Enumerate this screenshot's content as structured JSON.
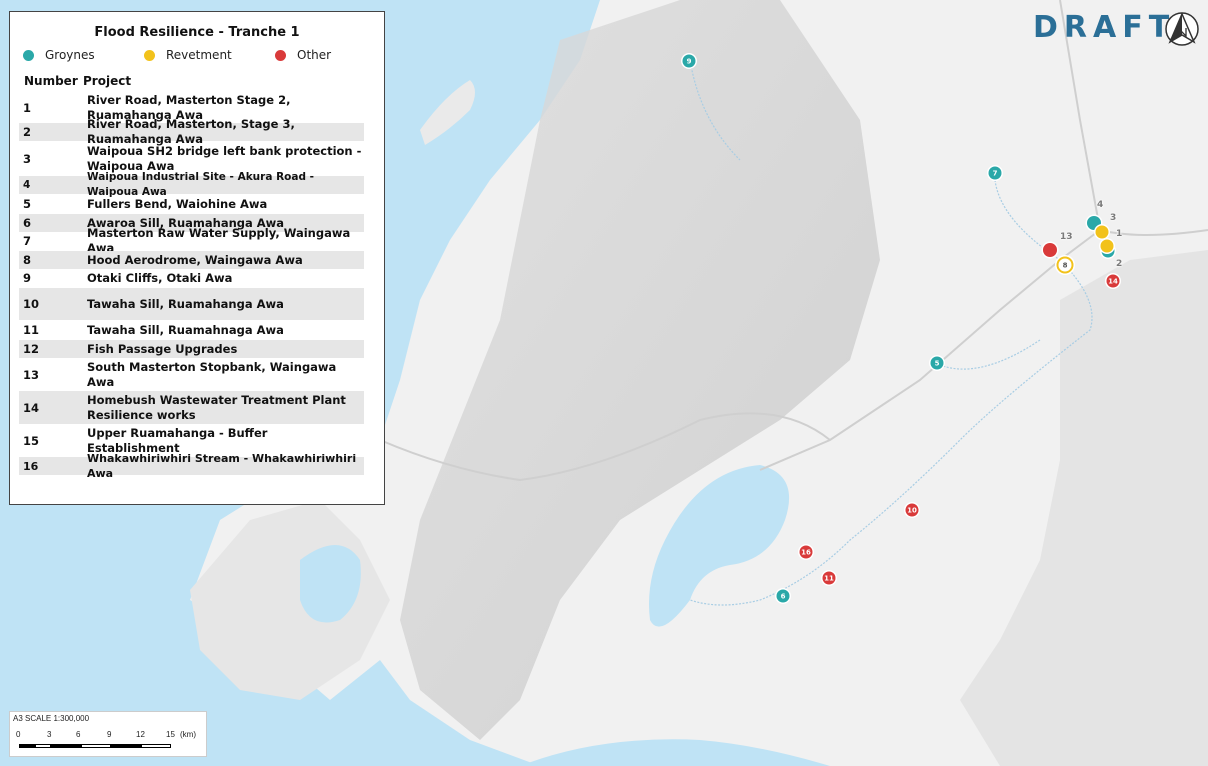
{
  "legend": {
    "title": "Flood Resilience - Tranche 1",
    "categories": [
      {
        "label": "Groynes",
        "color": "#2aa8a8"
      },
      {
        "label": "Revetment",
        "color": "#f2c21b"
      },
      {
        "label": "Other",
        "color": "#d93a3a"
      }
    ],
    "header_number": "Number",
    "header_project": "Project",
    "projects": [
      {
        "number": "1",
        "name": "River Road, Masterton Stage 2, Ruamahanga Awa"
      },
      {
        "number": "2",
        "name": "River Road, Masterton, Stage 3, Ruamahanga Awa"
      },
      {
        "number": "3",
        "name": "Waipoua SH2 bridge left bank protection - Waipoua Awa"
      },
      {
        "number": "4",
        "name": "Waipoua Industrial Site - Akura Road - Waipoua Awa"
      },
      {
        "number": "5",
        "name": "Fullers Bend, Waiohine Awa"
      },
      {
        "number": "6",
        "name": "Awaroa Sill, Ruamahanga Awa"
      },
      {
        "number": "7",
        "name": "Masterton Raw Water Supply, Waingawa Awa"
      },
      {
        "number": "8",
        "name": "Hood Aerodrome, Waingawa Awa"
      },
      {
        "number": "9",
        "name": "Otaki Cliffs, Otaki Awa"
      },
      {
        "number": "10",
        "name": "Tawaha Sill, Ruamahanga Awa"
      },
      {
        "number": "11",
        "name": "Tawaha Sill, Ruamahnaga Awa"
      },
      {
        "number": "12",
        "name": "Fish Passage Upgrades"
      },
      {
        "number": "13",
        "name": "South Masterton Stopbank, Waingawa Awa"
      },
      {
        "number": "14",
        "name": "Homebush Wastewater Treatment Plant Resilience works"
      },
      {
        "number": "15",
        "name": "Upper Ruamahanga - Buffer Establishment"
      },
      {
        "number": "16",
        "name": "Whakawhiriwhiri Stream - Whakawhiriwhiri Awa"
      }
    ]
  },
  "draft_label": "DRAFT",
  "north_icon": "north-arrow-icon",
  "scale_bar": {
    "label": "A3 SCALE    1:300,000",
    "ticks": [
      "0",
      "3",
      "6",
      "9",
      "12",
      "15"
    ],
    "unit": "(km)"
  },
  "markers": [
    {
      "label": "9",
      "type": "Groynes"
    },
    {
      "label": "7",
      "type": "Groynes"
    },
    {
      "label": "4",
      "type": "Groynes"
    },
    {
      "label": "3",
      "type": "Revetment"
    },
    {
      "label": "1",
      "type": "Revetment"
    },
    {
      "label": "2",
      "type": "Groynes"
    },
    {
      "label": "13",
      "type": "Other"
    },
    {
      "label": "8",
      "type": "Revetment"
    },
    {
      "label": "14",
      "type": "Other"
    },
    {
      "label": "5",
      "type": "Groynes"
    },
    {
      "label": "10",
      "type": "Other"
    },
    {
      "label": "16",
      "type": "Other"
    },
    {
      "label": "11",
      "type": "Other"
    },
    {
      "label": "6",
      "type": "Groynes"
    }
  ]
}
▬▬▬▬▬▬▬▬▬▬
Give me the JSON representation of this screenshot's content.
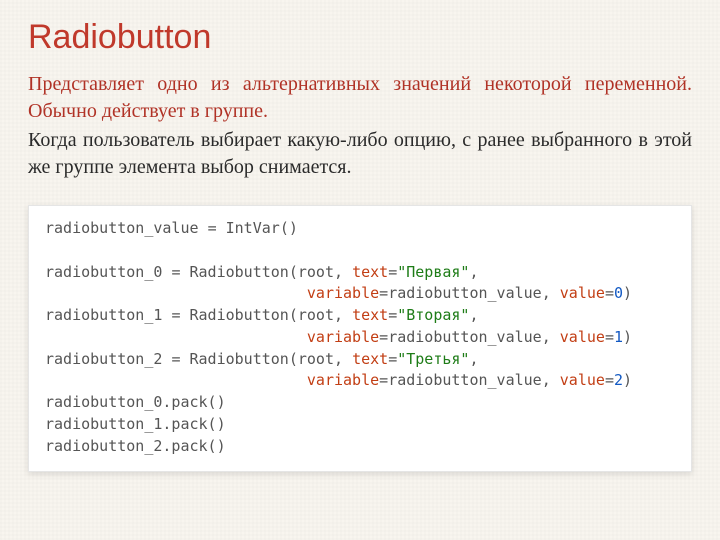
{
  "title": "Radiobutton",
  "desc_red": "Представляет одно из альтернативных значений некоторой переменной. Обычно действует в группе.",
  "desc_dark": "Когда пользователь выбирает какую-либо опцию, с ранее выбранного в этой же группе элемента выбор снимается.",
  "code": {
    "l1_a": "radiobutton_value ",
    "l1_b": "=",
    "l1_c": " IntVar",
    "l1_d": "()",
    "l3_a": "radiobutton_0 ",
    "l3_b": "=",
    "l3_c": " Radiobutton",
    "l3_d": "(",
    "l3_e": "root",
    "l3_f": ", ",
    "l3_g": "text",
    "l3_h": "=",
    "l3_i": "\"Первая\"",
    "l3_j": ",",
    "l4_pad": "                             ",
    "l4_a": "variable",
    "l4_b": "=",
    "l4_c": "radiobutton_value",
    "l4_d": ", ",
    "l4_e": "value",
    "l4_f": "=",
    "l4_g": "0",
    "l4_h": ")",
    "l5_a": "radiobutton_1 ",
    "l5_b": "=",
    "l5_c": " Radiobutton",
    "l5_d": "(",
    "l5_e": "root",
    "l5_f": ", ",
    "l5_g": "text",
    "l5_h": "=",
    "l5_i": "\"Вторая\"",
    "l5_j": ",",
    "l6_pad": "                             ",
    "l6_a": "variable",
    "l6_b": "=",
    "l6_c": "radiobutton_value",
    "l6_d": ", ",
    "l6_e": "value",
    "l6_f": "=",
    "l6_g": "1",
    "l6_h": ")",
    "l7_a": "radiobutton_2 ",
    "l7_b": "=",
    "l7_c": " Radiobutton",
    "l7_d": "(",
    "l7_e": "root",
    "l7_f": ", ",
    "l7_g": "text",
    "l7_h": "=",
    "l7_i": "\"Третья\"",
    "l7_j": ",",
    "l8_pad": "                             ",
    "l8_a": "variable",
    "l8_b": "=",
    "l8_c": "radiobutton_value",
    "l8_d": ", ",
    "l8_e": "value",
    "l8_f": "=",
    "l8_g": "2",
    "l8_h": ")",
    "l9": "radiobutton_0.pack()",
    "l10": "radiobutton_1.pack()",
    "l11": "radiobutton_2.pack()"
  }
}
▬▬▬▬▬▬▬▬▬▬
- _Required task_: Identify every line holding the word "title" and copy it out.

- _Solution_:
    "title": "Flood Resilience - Tranche 1",
  "title": "Radiobutton",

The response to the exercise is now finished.